▶ **The problem**
Write out all the entries word for word and omit any pictures.

▶ **Excerpted data**
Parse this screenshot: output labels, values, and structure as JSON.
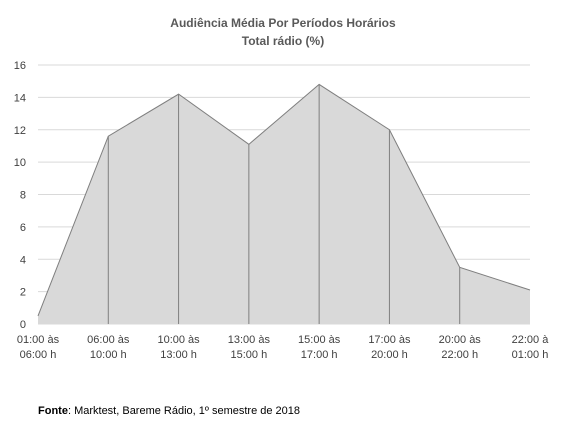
{
  "chart_data": {
    "type": "area",
    "title": "Audiência Média Por Períodos Horários",
    "subtitle": "Total rádio (%)",
    "categories": [
      [
        "01:00 às",
        "06:00 h"
      ],
      [
        "06:00 às",
        "10:00 h"
      ],
      [
        "10:00 às",
        "13:00 h"
      ],
      [
        "13:00 às",
        "15:00 h"
      ],
      [
        "15:00 às",
        "17:00 h"
      ],
      [
        "17:00 às",
        "20:00 h"
      ],
      [
        "20:00 às",
        "22:00 h"
      ],
      [
        "22:00 à",
        "01:00 h"
      ]
    ],
    "values": [
      0.5,
      11.6,
      14.2,
      11.1,
      14.8,
      12.0,
      3.5,
      2.1
    ],
    "ylim": [
      0,
      16
    ],
    "yticks": [
      0,
      2,
      4,
      6,
      8,
      10,
      12,
      14,
      16
    ],
    "grid": true,
    "xlabel": "",
    "ylabel": "",
    "colors": {
      "area": "#d9d9d9",
      "line": "#7f7f7f",
      "grid": "#d9d9d9"
    }
  },
  "source": {
    "label": "Fonte",
    "text": ": Marktest, Bareme Rádio, 1º semestre de 2018"
  }
}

▶ **Task response**
Parse this screenshot: output labels, values, and structure as JSON.
{
  "chart_data": {
    "type": "area",
    "title": "Audiência Média Por Períodos Horários",
    "subtitle": "Total rádio (%)",
    "categories": [
      [
        "01:00 às",
        "06:00 h"
      ],
      [
        "06:00 às",
        "10:00 h"
      ],
      [
        "10:00 às",
        "13:00 h"
      ],
      [
        "13:00 às",
        "15:00 h"
      ],
      [
        "15:00 às",
        "17:00 h"
      ],
      [
        "17:00 às",
        "20:00 h"
      ],
      [
        "20:00 às",
        "22:00 h"
      ],
      [
        "22:00 à",
        "01:00 h"
      ]
    ],
    "values": [
      0.5,
      11.6,
      14.2,
      11.1,
      14.8,
      12.0,
      3.5,
      2.1
    ],
    "ylim": [
      0,
      16
    ],
    "yticks": [
      0,
      2,
      4,
      6,
      8,
      10,
      12,
      14,
      16
    ],
    "grid": true,
    "xlabel": "",
    "ylabel": "",
    "colors": {
      "area": "#d9d9d9",
      "line": "#7f7f7f",
      "grid": "#d9d9d9"
    }
  },
  "source": {
    "label": "Fonte",
    "text": ": Marktest, Bareme Rádio, 1º semestre de 2018"
  }
}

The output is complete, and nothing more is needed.